**Direction**
Restate the material word for word and leave out anything that is a picture.

**Given records**
--------------------

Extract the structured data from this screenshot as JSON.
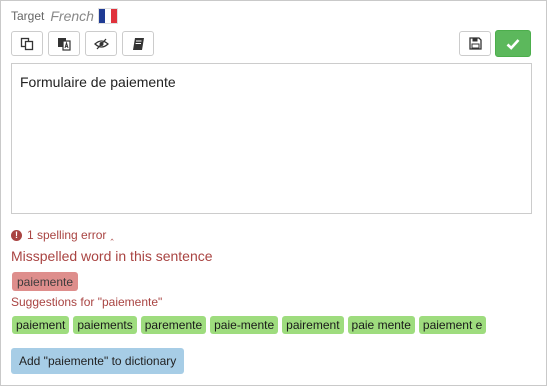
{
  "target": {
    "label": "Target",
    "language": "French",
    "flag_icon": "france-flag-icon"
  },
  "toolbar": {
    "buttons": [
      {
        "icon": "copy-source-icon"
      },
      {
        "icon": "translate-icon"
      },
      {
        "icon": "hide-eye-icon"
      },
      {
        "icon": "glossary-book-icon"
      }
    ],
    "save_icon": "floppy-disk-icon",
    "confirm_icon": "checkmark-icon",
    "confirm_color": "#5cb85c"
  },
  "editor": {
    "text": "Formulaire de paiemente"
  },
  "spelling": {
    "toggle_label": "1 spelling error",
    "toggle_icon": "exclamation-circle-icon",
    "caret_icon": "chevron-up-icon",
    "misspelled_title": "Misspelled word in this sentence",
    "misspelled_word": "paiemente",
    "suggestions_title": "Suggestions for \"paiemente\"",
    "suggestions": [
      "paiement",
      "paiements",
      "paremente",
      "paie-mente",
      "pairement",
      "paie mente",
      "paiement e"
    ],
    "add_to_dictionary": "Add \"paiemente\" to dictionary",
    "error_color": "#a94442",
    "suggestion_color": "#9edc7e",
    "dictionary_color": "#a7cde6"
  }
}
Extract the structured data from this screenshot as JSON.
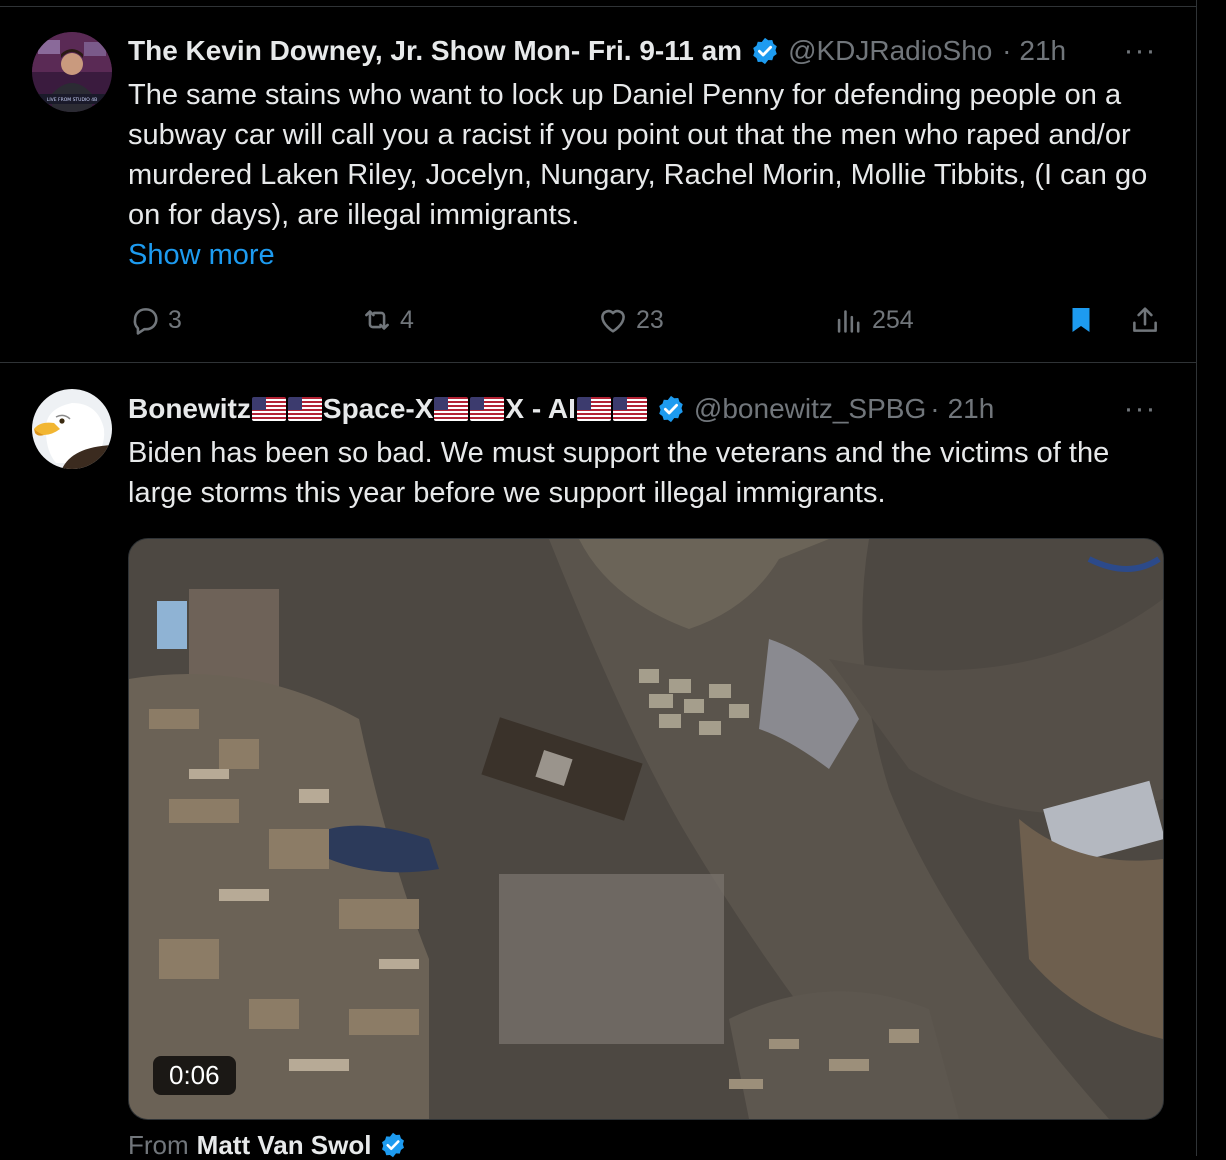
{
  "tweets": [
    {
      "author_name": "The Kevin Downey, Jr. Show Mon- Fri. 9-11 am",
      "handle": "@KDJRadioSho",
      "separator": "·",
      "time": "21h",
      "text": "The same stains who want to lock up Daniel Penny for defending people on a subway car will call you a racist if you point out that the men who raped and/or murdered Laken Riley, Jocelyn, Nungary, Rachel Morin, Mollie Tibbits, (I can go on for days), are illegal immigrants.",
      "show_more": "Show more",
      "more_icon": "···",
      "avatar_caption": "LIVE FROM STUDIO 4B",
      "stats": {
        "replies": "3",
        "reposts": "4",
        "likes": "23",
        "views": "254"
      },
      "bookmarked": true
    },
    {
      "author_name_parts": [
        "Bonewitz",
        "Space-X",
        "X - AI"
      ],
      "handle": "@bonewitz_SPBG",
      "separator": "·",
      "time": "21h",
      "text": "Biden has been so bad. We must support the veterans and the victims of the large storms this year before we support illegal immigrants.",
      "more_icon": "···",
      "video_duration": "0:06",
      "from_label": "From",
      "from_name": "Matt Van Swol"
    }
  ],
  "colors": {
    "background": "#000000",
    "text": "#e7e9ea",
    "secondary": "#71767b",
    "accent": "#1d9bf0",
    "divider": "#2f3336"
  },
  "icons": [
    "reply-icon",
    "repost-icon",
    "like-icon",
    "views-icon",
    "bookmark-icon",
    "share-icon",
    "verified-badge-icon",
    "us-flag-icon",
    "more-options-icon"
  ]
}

--------------------

**Solution to the exercise**
Extract the structured data from this screenshot as JSON.
{
  "target": {
    "label": "Target",
    "language": "French",
    "flag_icon": "france-flag-icon"
  },
  "toolbar": {
    "buttons": [
      {
        "icon": "copy-source-icon"
      },
      {
        "icon": "translate-icon"
      },
      {
        "icon": "hide-eye-icon"
      },
      {
        "icon": "glossary-book-icon"
      }
    ],
    "save_icon": "floppy-disk-icon",
    "confirm_icon": "checkmark-icon",
    "confirm_color": "#5cb85c"
  },
  "editor": {
    "text": "Formulaire de paiemente"
  },
  "spelling": {
    "toggle_label": "1 spelling error",
    "toggle_icon": "exclamation-circle-icon",
    "caret_icon": "chevron-up-icon",
    "misspelled_title": "Misspelled word in this sentence",
    "misspelled_word": "paiemente",
    "suggestions_title": "Suggestions for \"paiemente\"",
    "suggestions": [
      "paiement",
      "paiements",
      "paremente",
      "paie-mente",
      "pairement",
      "paie mente",
      "paiement e"
    ],
    "add_to_dictionary": "Add \"paiemente\" to dictionary",
    "error_color": "#a94442",
    "suggestion_color": "#9edc7e",
    "dictionary_color": "#a7cde6"
  }
}
Extract the structured data from this screenshot as JSON.
{
  "tweets": [
    {
      "author_name": "The Kevin Downey, Jr. Show Mon- Fri. 9-11 am",
      "handle": "@KDJRadioSho",
      "separator": "·",
      "time": "21h",
      "text": "The same stains who want to lock up Daniel Penny for defending people on a subway car will call you a racist if you point out that the men who raped and/or murdered Laken Riley, Jocelyn, Nungary, Rachel Morin, Mollie Tibbits, (I can go on for days), are illegal immigrants.",
      "show_more": "Show more",
      "more_icon": "···",
      "avatar_caption": "LIVE FROM STUDIO 4B",
      "stats": {
        "replies": "3",
        "reposts": "4",
        "likes": "23",
        "views": "254"
      },
      "bookmarked": true
    },
    {
      "author_name_parts": [
        "Bonewitz",
        "Space-X",
        "X - AI"
      ],
      "handle": "@bonewitz_SPBG",
      "separator": "·",
      "time": "21h",
      "text": "Biden has been so bad. We must support the veterans and the victims of the large storms this year before we support illegal immigrants.",
      "more_icon": "···",
      "video_duration": "0:06",
      "from_label": "From",
      "from_name": "Matt Van Swol"
    }
  ],
  "colors": {
    "background": "#000000",
    "text": "#e7e9ea",
    "secondary": "#71767b",
    "accent": "#1d9bf0",
    "divider": "#2f3336"
  },
  "icons": [
    "reply-icon",
    "repost-icon",
    "like-icon",
    "views-icon",
    "bookmark-icon",
    "share-icon",
    "verified-badge-icon",
    "us-flag-icon",
    "more-options-icon"
  ]
}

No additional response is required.